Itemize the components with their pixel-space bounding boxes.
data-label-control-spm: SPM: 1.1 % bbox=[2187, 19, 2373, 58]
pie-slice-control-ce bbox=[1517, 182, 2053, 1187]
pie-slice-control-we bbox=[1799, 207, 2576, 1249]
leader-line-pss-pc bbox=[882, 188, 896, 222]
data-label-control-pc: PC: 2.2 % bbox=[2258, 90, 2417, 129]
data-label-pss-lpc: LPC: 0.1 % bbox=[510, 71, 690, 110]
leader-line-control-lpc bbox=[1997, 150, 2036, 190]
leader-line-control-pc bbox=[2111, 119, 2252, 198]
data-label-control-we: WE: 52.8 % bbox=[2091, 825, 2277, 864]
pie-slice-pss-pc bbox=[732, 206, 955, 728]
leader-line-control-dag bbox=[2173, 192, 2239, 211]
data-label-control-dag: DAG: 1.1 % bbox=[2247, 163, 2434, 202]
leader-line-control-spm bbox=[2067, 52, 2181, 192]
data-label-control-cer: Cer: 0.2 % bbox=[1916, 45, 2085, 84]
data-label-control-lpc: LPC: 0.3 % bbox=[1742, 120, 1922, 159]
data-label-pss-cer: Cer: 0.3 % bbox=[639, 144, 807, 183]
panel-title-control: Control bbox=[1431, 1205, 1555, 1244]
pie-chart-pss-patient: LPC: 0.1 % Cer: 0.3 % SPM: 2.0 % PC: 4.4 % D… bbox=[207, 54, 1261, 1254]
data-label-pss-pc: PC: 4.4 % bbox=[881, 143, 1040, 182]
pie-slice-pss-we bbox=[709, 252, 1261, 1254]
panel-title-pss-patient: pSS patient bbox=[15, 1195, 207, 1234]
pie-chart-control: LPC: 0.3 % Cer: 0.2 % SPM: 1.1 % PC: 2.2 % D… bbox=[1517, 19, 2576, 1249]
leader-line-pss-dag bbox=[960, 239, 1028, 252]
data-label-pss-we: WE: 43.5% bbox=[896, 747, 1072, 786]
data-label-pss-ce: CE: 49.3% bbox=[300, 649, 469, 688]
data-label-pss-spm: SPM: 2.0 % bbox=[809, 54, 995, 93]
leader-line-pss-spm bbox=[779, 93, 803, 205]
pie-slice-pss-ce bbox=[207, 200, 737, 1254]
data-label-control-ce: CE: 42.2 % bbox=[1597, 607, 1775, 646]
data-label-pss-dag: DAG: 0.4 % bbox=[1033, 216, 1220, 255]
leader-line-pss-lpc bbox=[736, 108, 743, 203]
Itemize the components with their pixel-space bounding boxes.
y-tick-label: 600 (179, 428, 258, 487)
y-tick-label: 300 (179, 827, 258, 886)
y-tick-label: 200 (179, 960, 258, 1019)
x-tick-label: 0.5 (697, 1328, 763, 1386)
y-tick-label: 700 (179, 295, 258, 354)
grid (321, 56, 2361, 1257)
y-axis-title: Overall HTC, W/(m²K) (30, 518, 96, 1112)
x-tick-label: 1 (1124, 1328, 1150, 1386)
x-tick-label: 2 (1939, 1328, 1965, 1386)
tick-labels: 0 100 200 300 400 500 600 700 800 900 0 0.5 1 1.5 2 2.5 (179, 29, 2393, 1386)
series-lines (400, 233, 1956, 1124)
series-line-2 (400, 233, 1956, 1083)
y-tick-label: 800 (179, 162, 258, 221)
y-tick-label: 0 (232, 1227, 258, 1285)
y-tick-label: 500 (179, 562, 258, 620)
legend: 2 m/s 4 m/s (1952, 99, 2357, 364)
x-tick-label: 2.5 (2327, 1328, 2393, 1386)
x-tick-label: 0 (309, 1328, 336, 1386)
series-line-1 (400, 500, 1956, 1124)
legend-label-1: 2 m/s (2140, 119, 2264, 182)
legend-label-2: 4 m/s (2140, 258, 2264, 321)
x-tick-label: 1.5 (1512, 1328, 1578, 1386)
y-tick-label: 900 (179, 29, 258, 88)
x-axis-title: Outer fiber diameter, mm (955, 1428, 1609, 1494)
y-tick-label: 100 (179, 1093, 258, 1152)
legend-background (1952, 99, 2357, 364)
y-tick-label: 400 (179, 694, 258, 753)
= = = = = = =
▶ _Description of the task_
State how many lines of the records above contain the string "panel". Give only the number.

▶ _Full answer_
2